* INFORMATION PROVIDED
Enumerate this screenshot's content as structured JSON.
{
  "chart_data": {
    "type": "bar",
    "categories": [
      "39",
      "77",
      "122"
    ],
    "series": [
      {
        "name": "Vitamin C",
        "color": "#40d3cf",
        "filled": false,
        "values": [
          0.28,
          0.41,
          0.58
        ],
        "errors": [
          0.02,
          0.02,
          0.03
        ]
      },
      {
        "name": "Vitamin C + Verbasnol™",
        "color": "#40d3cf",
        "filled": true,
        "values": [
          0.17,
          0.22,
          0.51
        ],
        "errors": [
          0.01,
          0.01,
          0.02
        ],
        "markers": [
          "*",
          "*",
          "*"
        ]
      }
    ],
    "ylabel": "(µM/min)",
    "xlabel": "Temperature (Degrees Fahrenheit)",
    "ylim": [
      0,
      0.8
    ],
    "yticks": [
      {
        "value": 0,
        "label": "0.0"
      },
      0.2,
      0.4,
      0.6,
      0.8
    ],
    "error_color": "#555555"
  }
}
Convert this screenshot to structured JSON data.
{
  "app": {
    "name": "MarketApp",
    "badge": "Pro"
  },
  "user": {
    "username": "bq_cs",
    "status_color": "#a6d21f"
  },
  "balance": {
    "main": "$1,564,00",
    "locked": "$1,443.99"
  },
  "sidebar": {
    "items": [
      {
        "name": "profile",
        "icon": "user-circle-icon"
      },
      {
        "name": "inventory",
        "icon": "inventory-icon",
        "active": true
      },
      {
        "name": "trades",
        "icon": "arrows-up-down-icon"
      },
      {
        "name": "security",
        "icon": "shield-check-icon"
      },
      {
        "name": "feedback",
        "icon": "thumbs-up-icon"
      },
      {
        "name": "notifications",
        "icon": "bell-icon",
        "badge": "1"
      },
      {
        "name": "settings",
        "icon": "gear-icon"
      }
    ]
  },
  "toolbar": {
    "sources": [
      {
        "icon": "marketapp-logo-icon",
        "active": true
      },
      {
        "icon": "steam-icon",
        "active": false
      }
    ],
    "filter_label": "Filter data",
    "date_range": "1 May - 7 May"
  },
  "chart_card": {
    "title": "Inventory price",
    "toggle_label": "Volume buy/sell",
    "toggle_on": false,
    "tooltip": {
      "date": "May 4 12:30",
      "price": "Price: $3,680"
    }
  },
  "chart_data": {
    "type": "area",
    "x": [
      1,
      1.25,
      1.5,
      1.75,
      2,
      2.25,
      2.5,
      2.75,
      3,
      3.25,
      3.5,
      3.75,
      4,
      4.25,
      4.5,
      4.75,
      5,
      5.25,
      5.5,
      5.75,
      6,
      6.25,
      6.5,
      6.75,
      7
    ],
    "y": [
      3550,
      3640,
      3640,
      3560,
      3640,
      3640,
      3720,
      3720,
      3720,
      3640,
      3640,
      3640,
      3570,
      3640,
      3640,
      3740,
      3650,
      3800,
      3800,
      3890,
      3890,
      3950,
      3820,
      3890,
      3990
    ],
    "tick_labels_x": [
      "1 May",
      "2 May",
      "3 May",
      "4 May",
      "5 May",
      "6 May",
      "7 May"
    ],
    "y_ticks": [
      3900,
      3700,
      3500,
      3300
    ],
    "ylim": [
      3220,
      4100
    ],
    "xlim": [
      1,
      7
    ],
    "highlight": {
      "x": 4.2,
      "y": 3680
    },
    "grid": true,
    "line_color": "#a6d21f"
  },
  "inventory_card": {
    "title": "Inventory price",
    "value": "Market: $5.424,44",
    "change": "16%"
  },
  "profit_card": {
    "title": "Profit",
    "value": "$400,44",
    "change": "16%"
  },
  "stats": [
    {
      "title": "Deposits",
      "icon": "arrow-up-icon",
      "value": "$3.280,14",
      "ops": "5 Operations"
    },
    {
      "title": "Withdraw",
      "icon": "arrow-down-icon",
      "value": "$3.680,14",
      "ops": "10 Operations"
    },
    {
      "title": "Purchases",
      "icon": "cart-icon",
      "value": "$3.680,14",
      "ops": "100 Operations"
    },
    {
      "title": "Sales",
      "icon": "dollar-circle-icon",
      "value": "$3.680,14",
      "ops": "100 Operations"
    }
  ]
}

* WHAT IS EXPECTED
Using the data above, repeat every line exactly.

* SOLUTION TO THIS EXERCISE
Enumerate this screenshot's content as structured JSON.
{
  "chart_data": {
    "type": "bar",
    "categories": [
      "39",
      "77",
      "122"
    ],
    "series": [
      {
        "name": "Vitamin C",
        "color": "#40d3cf",
        "filled": false,
        "values": [
          0.28,
          0.41,
          0.58
        ],
        "errors": [
          0.02,
          0.02,
          0.03
        ]
      },
      {
        "name": "Vitamin C + Verbasnol™",
        "color": "#40d3cf",
        "filled": true,
        "values": [
          0.17,
          0.22,
          0.51
        ],
        "errors": [
          0.01,
          0.01,
          0.02
        ],
        "markers": [
          "*",
          "*",
          "*"
        ]
      }
    ],
    "ylabel": "(µM/min)",
    "xlabel": "Temperature (Degrees Fahrenheit)",
    "ylim": [
      0,
      0.8
    ],
    "yticks": [
      {
        "value": 0,
        "label": "0.0"
      },
      0.2,
      0.4,
      0.6,
      0.8
    ],
    "error_color": "#555555"
  }
}
Convert this screenshot to structured JSON data.
{
  "app": {
    "name": "MarketApp",
    "badge": "Pro"
  },
  "user": {
    "username": "bq_cs",
    "status_color": "#a6d21f"
  },
  "balance": {
    "main": "$1,564,00",
    "locked": "$1,443.99"
  },
  "sidebar": {
    "items": [
      {
        "name": "profile",
        "icon": "user-circle-icon"
      },
      {
        "name": "inventory",
        "icon": "inventory-icon",
        "active": true
      },
      {
        "name": "trades",
        "icon": "arrows-up-down-icon"
      },
      {
        "name": "security",
        "icon": "shield-check-icon"
      },
      {
        "name": "feedback",
        "icon": "thumbs-up-icon"
      },
      {
        "name": "notifications",
        "icon": "bell-icon",
        "badge": "1"
      },
      {
        "name": "settings",
        "icon": "gear-icon"
      }
    ]
  },
  "toolbar": {
    "sources": [
      {
        "icon": "marketapp-logo-icon",
        "active": true
      },
      {
        "icon": "steam-icon",
        "active": false
      }
    ],
    "filter_label": "Filter data",
    "date_range": "1 May - 7 May"
  },
  "chart_card": {
    "title": "Inventory price",
    "toggle_label": "Volume buy/sell",
    "toggle_on": false,
    "tooltip": {
      "date": "May 4 12:30",
      "price": "Price: $3,680"
    }
  },
  "chart_data": {
    "type": "area",
    "x": [
      1,
      1.25,
      1.5,
      1.75,
      2,
      2.25,
      2.5,
      2.75,
      3,
      3.25,
      3.5,
      3.75,
      4,
      4.25,
      4.5,
      4.75,
      5,
      5.25,
      5.5,
      5.75,
      6,
      6.25,
      6.5,
      6.75,
      7
    ],
    "y": [
      3550,
      3640,
      3640,
      3560,
      3640,
      3640,
      3720,
      3720,
      3720,
      3640,
      3640,
      3640,
      3570,
      3640,
      3640,
      3740,
      3650,
      3800,
      3800,
      3890,
      3890,
      3950,
      3820,
      3890,
      3990
    ],
    "tick_labels_x": [
      "1 May",
      "2 May",
      "3 May",
      "4 May",
      "5 May",
      "6 May",
      "7 May"
    ],
    "y_ticks": [
      3900,
      3700,
      3500,
      3300
    ],
    "ylim": [
      3220,
      4100
    ],
    "xlim": [
      1,
      7
    ],
    "highlight": {
      "x": 4.2,
      "y": 3680
    },
    "grid": true,
    "line_color": "#a6d21f"
  },
  "inventory_card": {
    "title": "Inventory price",
    "value": "Market: $5.424,44",
    "change": "16%"
  },
  "profit_card": {
    "title": "Profit",
    "value": "$400,44",
    "change": "16%"
  },
  "stats": [
    {
      "title": "Deposits",
      "icon": "arrow-up-icon",
      "value": "$3.280,14",
      "ops": "5 Operations"
    },
    {
      "title": "Withdraw",
      "icon": "arrow-down-icon",
      "value": "$3.680,14",
      "ops": "10 Operations"
    },
    {
      "title": "Purchases",
      "icon": "cart-icon",
      "value": "$3.680,14",
      "ops": "100 Operations"
    },
    {
      "title": "Sales",
      "icon": "dollar-circle-icon",
      "value": "$3.680,14",
      "ops": "100 Operations"
    }
  ]
}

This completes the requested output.